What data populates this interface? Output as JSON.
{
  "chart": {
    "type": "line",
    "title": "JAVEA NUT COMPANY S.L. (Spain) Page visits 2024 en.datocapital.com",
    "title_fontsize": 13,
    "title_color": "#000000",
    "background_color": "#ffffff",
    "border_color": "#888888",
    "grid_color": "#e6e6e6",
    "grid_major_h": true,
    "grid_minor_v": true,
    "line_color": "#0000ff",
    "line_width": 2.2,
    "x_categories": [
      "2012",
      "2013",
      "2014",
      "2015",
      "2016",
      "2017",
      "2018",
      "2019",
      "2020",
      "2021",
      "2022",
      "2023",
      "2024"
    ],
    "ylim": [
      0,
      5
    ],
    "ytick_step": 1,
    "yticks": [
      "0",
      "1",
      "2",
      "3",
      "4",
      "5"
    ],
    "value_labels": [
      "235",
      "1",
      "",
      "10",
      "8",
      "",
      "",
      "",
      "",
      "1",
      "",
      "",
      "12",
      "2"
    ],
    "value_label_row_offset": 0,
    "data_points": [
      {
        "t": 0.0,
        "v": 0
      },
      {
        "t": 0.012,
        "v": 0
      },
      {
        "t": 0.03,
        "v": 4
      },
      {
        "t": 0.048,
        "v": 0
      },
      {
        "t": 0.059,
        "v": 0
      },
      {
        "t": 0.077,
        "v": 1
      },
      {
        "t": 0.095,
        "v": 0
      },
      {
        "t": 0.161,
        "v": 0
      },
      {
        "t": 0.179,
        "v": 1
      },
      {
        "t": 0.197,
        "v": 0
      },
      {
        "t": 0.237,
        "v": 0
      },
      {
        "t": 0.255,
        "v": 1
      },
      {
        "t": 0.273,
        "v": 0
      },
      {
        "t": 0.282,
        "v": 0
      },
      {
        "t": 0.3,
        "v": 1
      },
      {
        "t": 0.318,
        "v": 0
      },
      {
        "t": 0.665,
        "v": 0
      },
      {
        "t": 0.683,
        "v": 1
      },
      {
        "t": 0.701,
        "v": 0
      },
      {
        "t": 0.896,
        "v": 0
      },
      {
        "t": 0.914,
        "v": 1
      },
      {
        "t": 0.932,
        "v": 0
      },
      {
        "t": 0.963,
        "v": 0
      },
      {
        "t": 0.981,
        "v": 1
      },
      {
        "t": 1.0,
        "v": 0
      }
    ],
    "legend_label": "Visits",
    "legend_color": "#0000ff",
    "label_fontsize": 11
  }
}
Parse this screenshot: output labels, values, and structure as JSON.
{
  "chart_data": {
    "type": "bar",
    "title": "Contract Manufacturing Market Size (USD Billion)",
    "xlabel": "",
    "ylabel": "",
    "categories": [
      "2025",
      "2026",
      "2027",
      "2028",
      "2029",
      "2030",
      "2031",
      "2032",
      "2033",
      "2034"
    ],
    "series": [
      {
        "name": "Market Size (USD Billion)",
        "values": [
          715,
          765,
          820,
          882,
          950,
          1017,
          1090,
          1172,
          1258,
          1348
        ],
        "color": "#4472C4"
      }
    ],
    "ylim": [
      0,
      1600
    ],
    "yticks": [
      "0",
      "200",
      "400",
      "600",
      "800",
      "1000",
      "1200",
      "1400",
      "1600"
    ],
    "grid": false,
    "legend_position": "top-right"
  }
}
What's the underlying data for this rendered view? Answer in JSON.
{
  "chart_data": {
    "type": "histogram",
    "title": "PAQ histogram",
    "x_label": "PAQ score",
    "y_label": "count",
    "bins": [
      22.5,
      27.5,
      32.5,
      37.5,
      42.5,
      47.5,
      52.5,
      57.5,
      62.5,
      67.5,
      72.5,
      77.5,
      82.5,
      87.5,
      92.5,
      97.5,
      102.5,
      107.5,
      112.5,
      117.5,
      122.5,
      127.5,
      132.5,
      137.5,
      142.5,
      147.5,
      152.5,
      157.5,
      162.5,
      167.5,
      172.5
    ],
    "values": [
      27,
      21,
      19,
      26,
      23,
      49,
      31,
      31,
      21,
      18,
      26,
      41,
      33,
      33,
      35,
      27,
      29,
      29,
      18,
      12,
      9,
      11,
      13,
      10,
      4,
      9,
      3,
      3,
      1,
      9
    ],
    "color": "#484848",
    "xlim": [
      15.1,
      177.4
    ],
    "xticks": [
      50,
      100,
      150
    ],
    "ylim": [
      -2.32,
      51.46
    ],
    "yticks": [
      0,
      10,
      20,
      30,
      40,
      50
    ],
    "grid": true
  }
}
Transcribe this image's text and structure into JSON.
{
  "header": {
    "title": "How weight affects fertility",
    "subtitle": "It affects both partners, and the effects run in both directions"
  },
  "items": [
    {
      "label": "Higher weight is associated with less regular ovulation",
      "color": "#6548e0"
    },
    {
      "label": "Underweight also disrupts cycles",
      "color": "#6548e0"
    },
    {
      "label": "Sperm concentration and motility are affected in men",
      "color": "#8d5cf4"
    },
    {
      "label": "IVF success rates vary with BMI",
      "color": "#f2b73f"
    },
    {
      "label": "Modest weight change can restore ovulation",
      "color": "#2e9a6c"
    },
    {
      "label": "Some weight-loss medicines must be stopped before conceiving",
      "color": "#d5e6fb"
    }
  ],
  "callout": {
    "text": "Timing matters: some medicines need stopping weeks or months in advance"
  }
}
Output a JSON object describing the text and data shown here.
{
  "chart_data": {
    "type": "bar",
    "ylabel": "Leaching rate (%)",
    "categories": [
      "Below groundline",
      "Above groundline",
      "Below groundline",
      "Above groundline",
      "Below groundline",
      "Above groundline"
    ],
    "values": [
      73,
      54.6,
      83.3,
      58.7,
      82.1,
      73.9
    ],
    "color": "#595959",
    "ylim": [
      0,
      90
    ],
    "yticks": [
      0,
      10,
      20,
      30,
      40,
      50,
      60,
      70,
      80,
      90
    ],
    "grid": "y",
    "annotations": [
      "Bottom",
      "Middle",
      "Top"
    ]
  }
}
● ● ●
- _What is needed_
Restate each entry exactly, skipping none.

- _Solution below_
What data populates this interface? Output as JSON.
{
  "chart": {
    "type": "line",
    "title": "JAVEA NUT COMPANY S.L. (Spain) Page visits 2024 en.datocapital.com",
    "title_fontsize": 13,
    "title_color": "#000000",
    "background_color": "#ffffff",
    "border_color": "#888888",
    "grid_color": "#e6e6e6",
    "grid_major_h": true,
    "grid_minor_v": true,
    "line_color": "#0000ff",
    "line_width": 2.2,
    "x_categories": [
      "2012",
      "2013",
      "2014",
      "2015",
      "2016",
      "2017",
      "2018",
      "2019",
      "2020",
      "2021",
      "2022",
      "2023",
      "2024"
    ],
    "ylim": [
      0,
      5
    ],
    "ytick_step": 1,
    "yticks": [
      "0",
      "1",
      "2",
      "3",
      "4",
      "5"
    ],
    "value_labels": [
      "235",
      "1",
      "",
      "10",
      "8",
      "",
      "",
      "",
      "",
      "1",
      "",
      "",
      "12",
      "2"
    ],
    "value_label_row_offset": 0,
    "data_points": [
      {
        "t": 0.0,
        "v": 0
      },
      {
        "t": 0.012,
        "v": 0
      },
      {
        "t": 0.03,
        "v": 4
      },
      {
        "t": 0.048,
        "v": 0
      },
      {
        "t": 0.059,
        "v": 0
      },
      {
        "t": 0.077,
        "v": 1
      },
      {
        "t": 0.095,
        "v": 0
      },
      {
        "t": 0.161,
        "v": 0
      },
      {
        "t": 0.179,
        "v": 1
      },
      {
        "t": 0.197,
        "v": 0
      },
      {
        "t": 0.237,
        "v": 0
      },
      {
        "t": 0.255,
        "v": 1
      },
      {
        "t": 0.273,
        "v": 0
      },
      {
        "t": 0.282,
        "v": 0
      },
      {
        "t": 0.3,
        "v": 1
      },
      {
        "t": 0.318,
        "v": 0
      },
      {
        "t": 0.665,
        "v": 0
      },
      {
        "t": 0.683,
        "v": 1
      },
      {
        "t": 0.701,
        "v": 0
      },
      {
        "t": 0.896,
        "v": 0
      },
      {
        "t": 0.914,
        "v": 1
      },
      {
        "t": 0.932,
        "v": 0
      },
      {
        "t": 0.963,
        "v": 0
      },
      {
        "t": 0.981,
        "v": 1
      },
      {
        "t": 1.0,
        "v": 0
      }
    ],
    "legend_label": "Visits",
    "legend_color": "#0000ff",
    "label_fontsize": 11
  }
}
Parse this screenshot: output labels, values, and structure as JSON.
{
  "chart_data": {
    "type": "bar",
    "title": "Contract Manufacturing Market Size (USD Billion)",
    "xlabel": "",
    "ylabel": "",
    "categories": [
      "2025",
      "2026",
      "2027",
      "2028",
      "2029",
      "2030",
      "2031",
      "2032",
      "2033",
      "2034"
    ],
    "series": [
      {
        "name": "Market Size (USD Billion)",
        "values": [
          715,
          765,
          820,
          882,
          950,
          1017,
          1090,
          1172,
          1258,
          1348
        ],
        "color": "#4472C4"
      }
    ],
    "ylim": [
      0,
      1600
    ],
    "yticks": [
      "0",
      "200",
      "400",
      "600",
      "800",
      "1000",
      "1200",
      "1400",
      "1600"
    ],
    "grid": false,
    "legend_position": "top-right"
  }
}
What's the underlying data for this rendered view? Answer in JSON.
{
  "chart_data": {
    "type": "histogram",
    "title": "PAQ histogram",
    "x_label": "PAQ score",
    "y_label": "count",
    "bins": [
      22.5,
      27.5,
      32.5,
      37.5,
      42.5,
      47.5,
      52.5,
      57.5,
      62.5,
      67.5,
      72.5,
      77.5,
      82.5,
      87.5,
      92.5,
      97.5,
      102.5,
      107.5,
      112.5,
      117.5,
      122.5,
      127.5,
      132.5,
      137.5,
      142.5,
      147.5,
      152.5,
      157.5,
      162.5,
      167.5,
      172.5
    ],
    "values": [
      27,
      21,
      19,
      26,
      23,
      49,
      31,
      31,
      21,
      18,
      26,
      41,
      33,
      33,
      35,
      27,
      29,
      29,
      18,
      12,
      9,
      11,
      13,
      10,
      4,
      9,
      3,
      3,
      1,
      9
    ],
    "color": "#484848",
    "xlim": [
      15.1,
      177.4
    ],
    "xticks": [
      50,
      100,
      150
    ],
    "ylim": [
      -2.32,
      51.46
    ],
    "yticks": [
      0,
      10,
      20,
      30,
      40,
      50
    ],
    "grid": true
  }
}
Transcribe this image's text and structure into JSON.
{
  "header": {
    "title": "How weight affects fertility",
    "subtitle": "It affects both partners, and the effects run in both directions"
  },
  "items": [
    {
      "label": "Higher weight is associated with less regular ovulation",
      "color": "#6548e0"
    },
    {
      "label": "Underweight also disrupts cycles",
      "color": "#6548e0"
    },
    {
      "label": "Sperm concentration and motility are affected in men",
      "color": "#8d5cf4"
    },
    {
      "label": "IVF success rates vary with BMI",
      "color": "#f2b73f"
    },
    {
      "label": "Modest weight change can restore ovulation",
      "color": "#2e9a6c"
    },
    {
      "label": "Some weight-loss medicines must be stopped before conceiving",
      "color": "#d5e6fb"
    }
  ],
  "callout": {
    "text": "Timing matters: some medicines need stopping weeks or months in advance"
  }
}
Output a JSON object describing the text and data shown here.
{
  "chart_data": {
    "type": "bar",
    "ylabel": "Leaching rate (%)",
    "categories": [
      "Below groundline",
      "Above groundline",
      "Below groundline",
      "Above groundline",
      "Below groundline",
      "Above groundline"
    ],
    "values": [
      73,
      54.6,
      83.3,
      58.7,
      82.1,
      73.9
    ],
    "color": "#595959",
    "ylim": [
      0,
      90
    ],
    "yticks": [
      0,
      10,
      20,
      30,
      40,
      50,
      60,
      70,
      80,
      90
    ],
    "grid": "y",
    "annotations": [
      "Bottom",
      "Middle",
      "Top"
    ]
  }
}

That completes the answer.